# START OF RECORDS SHOWN

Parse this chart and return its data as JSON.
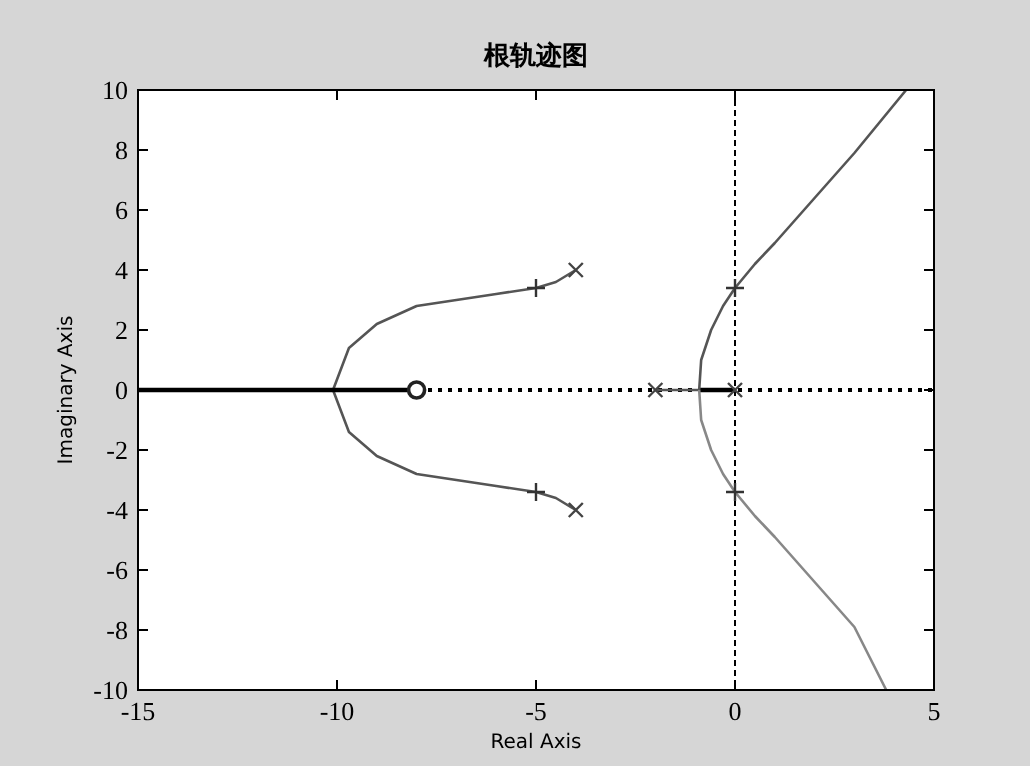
{
  "chart_data": {
    "type": "line",
    "title": "根轨迹图",
    "xlabel": "Real Axis",
    "ylabel": "Imaginary Axis",
    "xlim": [
      -15,
      5
    ],
    "ylim": [
      -10,
      10
    ],
    "xticks": [
      -15,
      -10,
      -5,
      0,
      5
    ],
    "yticks": [
      -10,
      -8,
      -6,
      -4,
      -2,
      0,
      2,
      4,
      6,
      8,
      10
    ],
    "grid": false,
    "series": [
      {
        "marker": "none",
        "color": "#555555",
        "x": [
          -4,
          -4.5,
          -5,
          -6,
          -7,
          -8,
          -9,
          -9.7,
          -10.1
        ],
        "values": [
          4,
          3.6,
          3.4,
          3.2,
          3.0,
          2.8,
          2.2,
          1.4,
          0
        ]
      },
      {
        "type": "line",
        "marker": "none",
        "color": "#555555",
        "x": [
          -4,
          -4.5,
          -5,
          -6,
          -7,
          -8,
          -9,
          -9.7,
          -10.1
        ],
        "values": [
          -4,
          -3.6,
          -3.4,
          -3.2,
          -3.0,
          -2.8,
          -2.2,
          -1.4,
          0
        ]
      },
      {
        "type": "line",
        "marker": "none",
        "color": "#000000",
        "x": [
          -15,
          -8
        ],
        "values": [
          0,
          0
        ]
      },
      {
        "type": "line",
        "marker": "none",
        "color": "#555555",
        "x": [
          -2,
          -0.9
        ],
        "values": [
          0,
          0
        ]
      },
      {
        "type": "line",
        "marker": "none",
        "color": "#000000",
        "x": [
          -0.9,
          0
        ],
        "values": [
          0,
          0
        ]
      },
      {
        "type": "line",
        "marker": "none",
        "color": "#555555",
        "x": [
          -0.9,
          -0.85,
          -0.6,
          -0.3,
          0,
          0.5,
          1,
          2,
          3,
          4.3
        ],
        "values": [
          0,
          1,
          2,
          2.8,
          3.4,
          4.2,
          4.9,
          6.4,
          7.9,
          10
        ]
      },
      {
        "type": "line",
        "marker": "none",
        "color": "#888888",
        "x": [
          -0.9,
          -0.85,
          -0.6,
          -0.3,
          0,
          0.5,
          1,
          2,
          3,
          3.8
        ],
        "values": [
          0,
          -1,
          -2,
          -2.8,
          -3.4,
          -4.2,
          -4.9,
          -6.4,
          -7.9,
          -10
        ]
      },
      {
        "type": "scatter",
        "marker": "cross",
        "color": "#444444",
        "x": [
          -4,
          -4,
          -2,
          0
        ],
        "values": [
          4,
          -4,
          0,
          0
        ]
      },
      {
        "type": "scatter",
        "marker": "plus",
        "color": "#333333",
        "x": [
          -5,
          -5,
          0,
          0
        ],
        "values": [
          3.4,
          -3.4,
          3.4,
          -3.4
        ]
      },
      {
        "type": "scatter",
        "marker": "circle",
        "color": "#222222",
        "x": [
          -8
        ],
        "values": [
          0
        ]
      }
    ],
    "ref_lines": [
      {
        "axis": "x",
        "value": 0,
        "color": "#000000",
        "line_style": "dashed"
      },
      {
        "axis": "y",
        "value": 0,
        "color": "#000000",
        "line_style": "dotted"
      }
    ]
  }
}
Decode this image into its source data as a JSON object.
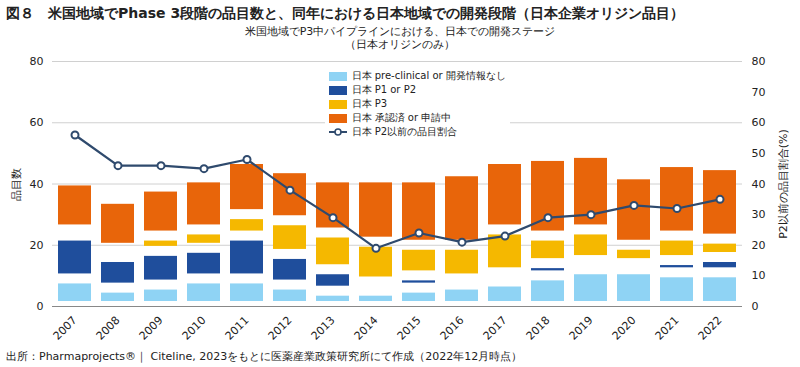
{
  "chart_data": {
    "type": "bar",
    "title": "図８　米国地域でPhase 3段階の品目数と、同年における日本地域での開発段階（日本企業オリジン品目）",
    "subtitle": "米国地域でP3中パイプラインにおける、日本での開発ステージ\n（日本オリジンのみ）",
    "caption": "出所：Pharmaprojects®｜ Citeline, 2023をもとに医薬産業政策研究所にて作成（2022年12月時点）",
    "ylabel": "品目数",
    "y2label": "P2以前の品目割合(%)",
    "categories": [
      "2007",
      "2008",
      "2009",
      "2010",
      "2011",
      "2012",
      "2013",
      "2014",
      "2015",
      "2016",
      "2017",
      "2018",
      "2019",
      "2020",
      "2021",
      "2022"
    ],
    "series": [
      {
        "name": "日本 pre-clinical or 開発情報なし",
        "type": "bar",
        "color": "#8fd3f4",
        "values": [
          9,
          6,
          7,
          9,
          9,
          7,
          5,
          5,
          6,
          7,
          8,
          10,
          12,
          12,
          11,
          11
        ]
      },
      {
        "name": "日本 P1 or P2",
        "type": "bar",
        "color": "#1f4e9c",
        "values": [
          14,
          10,
          11,
          10,
          14,
          10,
          7,
          3,
          4,
          2,
          3,
          4,
          3,
          2,
          4,
          5
        ]
      },
      {
        "name": "日本 P3",
        "type": "bar",
        "color": "#f5b800",
        "values": [
          2,
          3,
          5,
          6,
          7,
          11,
          12,
          13,
          10,
          11,
          14,
          9,
          10,
          6,
          8,
          6
        ]
      },
      {
        "name": "日本 承認済 or 申請中",
        "type": "bar",
        "color": "#e8650a",
        "values": [
          16,
          16,
          16,
          17,
          18,
          17,
          18,
          21,
          22,
          24,
          23,
          26,
          25,
          23,
          24,
          24
        ]
      },
      {
        "name": "日本 P2以前の品目割合",
        "type": "line",
        "axis": "y2",
        "marker": "circle",
        "color": "#2f4a6d",
        "values": [
          56,
          46,
          46,
          45,
          48,
          38,
          29,
          19,
          24,
          21,
          23,
          29,
          30,
          33,
          32,
          35
        ]
      }
    ],
    "ylim": [
      0,
      80
    ],
    "yticks": [
      0,
      20,
      40,
      60,
      80
    ],
    "y2lim": [
      0,
      80
    ],
    "y2ticks": [
      0,
      10,
      20,
      30,
      40,
      50,
      60,
      70,
      80
    ],
    "stacked": true,
    "grid": true,
    "legend": "top"
  }
}
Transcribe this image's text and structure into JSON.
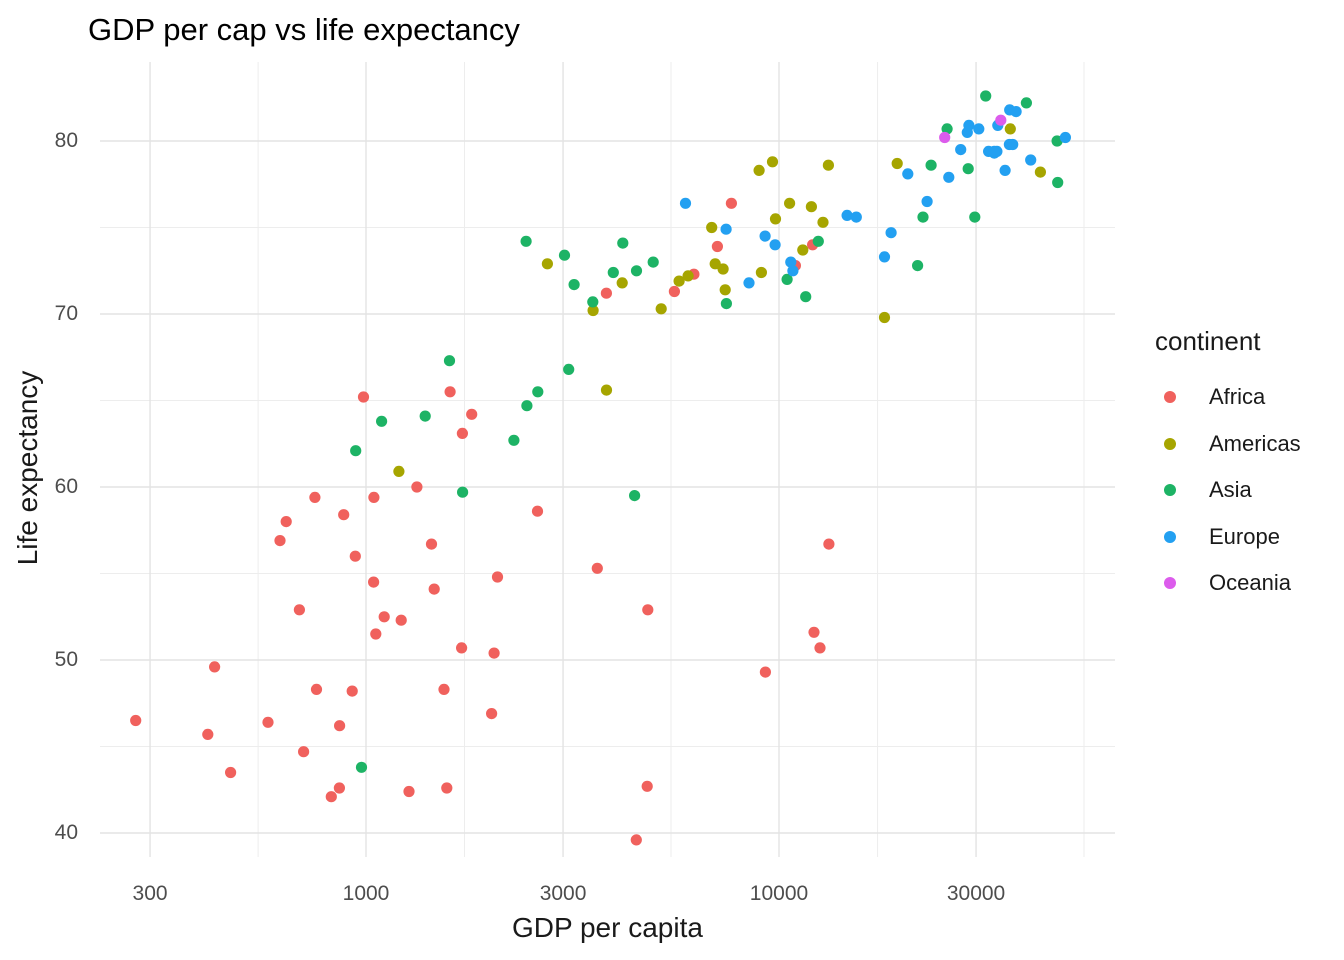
{
  "title": "GDP per cap vs life expectancy",
  "axes": {
    "x": {
      "label": "GDP per capita",
      "scale": "log10",
      "ticks": [
        300,
        1000,
        3000,
        10000,
        30000
      ],
      "tick_labels": [
        "300",
        "1000",
        "3000",
        "10000",
        "30000"
      ],
      "minor_ticks": [
        548,
        1732,
        5477,
        17321,
        54772
      ]
    },
    "y": {
      "label": "Life expectancy",
      "ticks": [
        40,
        50,
        60,
        70,
        80
      ],
      "tick_labels": [
        "40",
        "50",
        "60",
        "70",
        "80"
      ],
      "minor_ticks": [
        45,
        55,
        65,
        75
      ]
    }
  },
  "legend": {
    "title": "continent",
    "position": "right",
    "items": [
      {
        "label": "Africa",
        "color": "#F0615D"
      },
      {
        "label": "Americas",
        "color": "#A6A500"
      },
      {
        "label": "Asia",
        "color": "#1DB365"
      },
      {
        "label": "Europe",
        "color": "#23A0F1"
      },
      {
        "label": "Oceania",
        "color": "#DC5CEC"
      }
    ]
  },
  "style": {
    "background": "#ffffff",
    "grid_major_color": "#E3E3E3",
    "grid_minor_color": "#EDEDED",
    "tick_text_color": "#4d4d4d",
    "point_radius": 5.6
  },
  "chart_data": {
    "type": "scatter",
    "title": "GDP per cap vs life expectancy",
    "xlabel": "GDP per capita",
    "ylabel": "Life expectancy",
    "x_scale": "log10",
    "xlim": [
      215,
      64000
    ],
    "ylim": [
      37.5,
      84.8
    ],
    "grid": true,
    "legend_position": "right",
    "point_format": "[gdp_per_capita, life_expectancy]",
    "series": [
      {
        "name": "Africa",
        "color": "#F0615D",
        "points": [
          [
            6223,
            72.3
          ],
          [
            4797,
            42.7
          ],
          [
            1441,
            56.7
          ],
          [
            12570,
            50.7
          ],
          [
            1217,
            52.3
          ],
          [
            430,
            49.6
          ],
          [
            2042,
            50.4
          ],
          [
            706,
            44.7
          ],
          [
            1704,
            50.7
          ],
          [
            986,
            65.2
          ],
          [
            277,
            46.5
          ],
          [
            3632,
            55.3
          ],
          [
            1545,
            48.3
          ],
          [
            2082,
            54.8
          ],
          [
            5581,
            71.3
          ],
          [
            12154,
            51.6
          ],
          [
            641,
            58.0
          ],
          [
            690,
            52.9
          ],
          [
            13206,
            56.7
          ],
          [
            752,
            59.4
          ],
          [
            1328,
            60.0
          ],
          [
            942,
            56.0
          ],
          [
            579,
            46.4
          ],
          [
            1463,
            54.1
          ],
          [
            1569,
            42.6
          ],
          [
            414,
            45.7
          ],
          [
            12057,
            74.0
          ],
          [
            1045,
            59.4
          ],
          [
            759,
            48.3
          ],
          [
            1043,
            54.5
          ],
          [
            1803,
            64.2
          ],
          [
            10957,
            72.8
          ],
          [
            3820,
            71.2
          ],
          [
            824,
            42.1
          ],
          [
            4811,
            52.9
          ],
          [
            619,
            56.9
          ],
          [
            2014,
            46.9
          ],
          [
            7670,
            76.4
          ],
          [
            863,
            46.2
          ],
          [
            1598,
            65.5
          ],
          [
            1712,
            63.1
          ],
          [
            862,
            42.6
          ],
          [
            926,
            48.2
          ],
          [
            9270,
            49.3
          ],
          [
            2602,
            58.6
          ],
          [
            4513,
            39.6
          ],
          [
            1107,
            52.5
          ],
          [
            883,
            58.4
          ],
          [
            7093,
            73.9
          ],
          [
            1056,
            51.5
          ],
          [
            1271,
            42.4
          ],
          [
            470,
            43.5
          ]
        ]
      },
      {
        "name": "Americas",
        "color": "#A6A500",
        "points": [
          [
            12779,
            75.3
          ],
          [
            3822,
            65.6
          ],
          [
            9066,
            72.4
          ],
          [
            36319,
            80.7
          ],
          [
            13171,
            78.6
          ],
          [
            7007,
            72.9
          ],
          [
            9645,
            78.8
          ],
          [
            8948,
            78.3
          ],
          [
            6025,
            72.2
          ],
          [
            6873,
            75.0
          ],
          [
            5728,
            71.9
          ],
          [
            5186,
            70.3
          ],
          [
            1201,
            60.9
          ],
          [
            3548,
            70.2
          ],
          [
            7321,
            72.6
          ],
          [
            11978,
            76.2
          ],
          [
            2749,
            72.9
          ],
          [
            9809,
            75.5
          ],
          [
            4173,
            71.8
          ],
          [
            7409,
            71.4
          ],
          [
            19329,
            78.7
          ],
          [
            18009,
            69.8
          ],
          [
            42952,
            78.2
          ],
          [
            10611,
            76.4
          ],
          [
            11416,
            73.7
          ]
        ]
      },
      {
        "name": "Asia",
        "color": "#1DB365",
        "points": [
          [
            975,
            43.8
          ],
          [
            29796,
            75.6
          ],
          [
            1391,
            64.1
          ],
          [
            1714,
            59.7
          ],
          [
            4959,
            73.0
          ],
          [
            39725,
            82.2
          ],
          [
            2452,
            64.7
          ],
          [
            3541,
            70.7
          ],
          [
            11606,
            71.0
          ],
          [
            4471,
            59.5
          ],
          [
            25523,
            80.7
          ],
          [
            31656,
            82.6
          ],
          [
            4519,
            72.5
          ],
          [
            1593,
            67.3
          ],
          [
            23348,
            78.6
          ],
          [
            47307,
            77.6
          ],
          [
            10461,
            72.0
          ],
          [
            12452,
            74.2
          ],
          [
            3096,
            66.8
          ],
          [
            944,
            62.1
          ],
          [
            1091,
            63.8
          ],
          [
            22316,
            75.6
          ],
          [
            2606,
            65.5
          ],
          [
            3190,
            71.7
          ],
          [
            21655,
            72.8
          ],
          [
            47143,
            80.0
          ],
          [
            3970,
            72.4
          ],
          [
            4185,
            74.1
          ],
          [
            28718,
            78.4
          ],
          [
            7458,
            70.6
          ],
          [
            2442,
            74.2
          ],
          [
            3025,
            73.4
          ],
          [
            2281,
            62.7
          ]
        ]
      },
      {
        "name": "Europe",
        "color": "#23A0F1",
        "points": [
          [
            5937,
            76.4
          ],
          [
            36126,
            79.8
          ],
          [
            33693,
            79.4
          ],
          [
            7446,
            74.9
          ],
          [
            10681,
            73.0
          ],
          [
            14619,
            75.7
          ],
          [
            22833,
            76.5
          ],
          [
            35278,
            78.3
          ],
          [
            33207,
            79.3
          ],
          [
            30470,
            80.7
          ],
          [
            32170,
            79.4
          ],
          [
            27538,
            79.5
          ],
          [
            18009,
            73.3
          ],
          [
            36181,
            81.8
          ],
          [
            40676,
            78.9
          ],
          [
            28570,
            80.5
          ],
          [
            9254,
            74.5
          ],
          [
            36798,
            79.8
          ],
          [
            49357,
            80.2
          ],
          [
            15390,
            75.6
          ],
          [
            20510,
            78.1
          ],
          [
            10808,
            72.5
          ],
          [
            9787,
            74.0
          ],
          [
            18678,
            74.7
          ],
          [
            25768,
            77.9
          ],
          [
            28821,
            80.9
          ],
          [
            33860,
            80.9
          ],
          [
            37506,
            81.7
          ],
          [
            8458,
            71.8
          ],
          [
            33203,
            79.4
          ]
        ]
      },
      {
        "name": "Oceania",
        "color": "#DC5CEC",
        "points": [
          [
            34435,
            81.2
          ],
          [
            25185,
            80.2
          ]
        ]
      }
    ]
  }
}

# END OF RECORDS SHOWN

■ **PROBLEM STATEMENT**
Write down every line of the data above that includes the string "xlabel".

■ **RESPONSE TO THIS TASK**
    "xlabel": "Real Axis",
    "xlabel": "GDP per capita",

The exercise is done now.